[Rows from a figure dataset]

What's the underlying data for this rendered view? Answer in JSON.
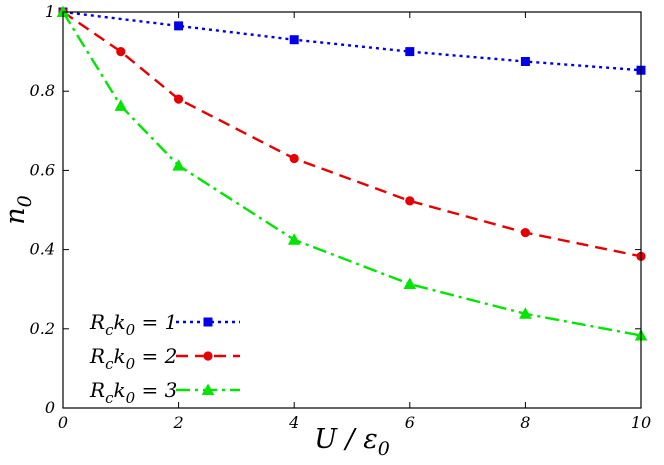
{
  "chart_data": {
    "type": "line",
    "xlabel": "U / ε0",
    "ylabel": "n0",
    "xlim": [
      0,
      10
    ],
    "ylim": [
      0,
      1
    ],
    "x_ticks": [
      0,
      2,
      4,
      6,
      8,
      10
    ],
    "y_ticks": [
      0,
      0.2,
      0.4,
      0.6,
      0.8,
      1
    ],
    "x_tick_labels": [
      "0",
      "2",
      "4",
      "6",
      "8",
      "10"
    ],
    "y_tick_labels": [
      "0",
      "0.2",
      "0.4",
      "0.6",
      "0.8",
      "1"
    ],
    "grid": false,
    "legend_position": "bottom-left",
    "series": [
      {
        "name": "Rck0 = 1",
        "color": "#0000e6",
        "marker": "square",
        "line_style": "dotted",
        "x": [
          0,
          2,
          4,
          6,
          8,
          10
        ],
        "y": [
          1.0,
          0.965,
          0.93,
          0.9,
          0.875,
          0.853
        ]
      },
      {
        "name": "Rck0 = 2",
        "color": "#e60000",
        "marker": "circle",
        "line_style": "dashed",
        "x": [
          0,
          1,
          2,
          4,
          6,
          8,
          10
        ],
        "y": [
          1.0,
          0.9,
          0.78,
          0.63,
          0.523,
          0.443,
          0.383
        ]
      },
      {
        "name": "Rck0 = 3",
        "color": "#00e600",
        "marker": "triangle",
        "line_style": "dash-dot",
        "x": [
          0,
          1,
          2,
          4,
          6,
          8,
          10
        ],
        "y": [
          1.0,
          0.763,
          0.612,
          0.425,
          0.313,
          0.238,
          0.183
        ]
      }
    ]
  }
}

Your task:
Write the lines above out again exactly, without any of their pictures.

Solution for this exercise:
What's the underlying data for this rendered view? Answer in JSON.
{
  "chart_data": {
    "type": "line",
    "xlabel": "U / ε0",
    "ylabel": "n0",
    "xlim": [
      0,
      10
    ],
    "ylim": [
      0,
      1
    ],
    "x_ticks": [
      0,
      2,
      4,
      6,
      8,
      10
    ],
    "y_ticks": [
      0,
      0.2,
      0.4,
      0.6,
      0.8,
      1
    ],
    "x_tick_labels": [
      "0",
      "2",
      "4",
      "6",
      "8",
      "10"
    ],
    "y_tick_labels": [
      "0",
      "0.2",
      "0.4",
      "0.6",
      "0.8",
      "1"
    ],
    "grid": false,
    "legend_position": "bottom-left",
    "series": [
      {
        "name": "Rck0 = 1",
        "color": "#0000e6",
        "marker": "square",
        "line_style": "dotted",
        "x": [
          0,
          2,
          4,
          6,
          8,
          10
        ],
        "y": [
          1.0,
          0.965,
          0.93,
          0.9,
          0.875,
          0.853
        ]
      },
      {
        "name": "Rck0 = 2",
        "color": "#e60000",
        "marker": "circle",
        "line_style": "dashed",
        "x": [
          0,
          1,
          2,
          4,
          6,
          8,
          10
        ],
        "y": [
          1.0,
          0.9,
          0.78,
          0.63,
          0.523,
          0.443,
          0.383
        ]
      },
      {
        "name": "Rck0 = 3",
        "color": "#00e600",
        "marker": "triangle",
        "line_style": "dash-dot",
        "x": [
          0,
          1,
          2,
          4,
          6,
          8,
          10
        ],
        "y": [
          1.0,
          0.763,
          0.612,
          0.425,
          0.313,
          0.238,
          0.183
        ]
      }
    ]
  }
}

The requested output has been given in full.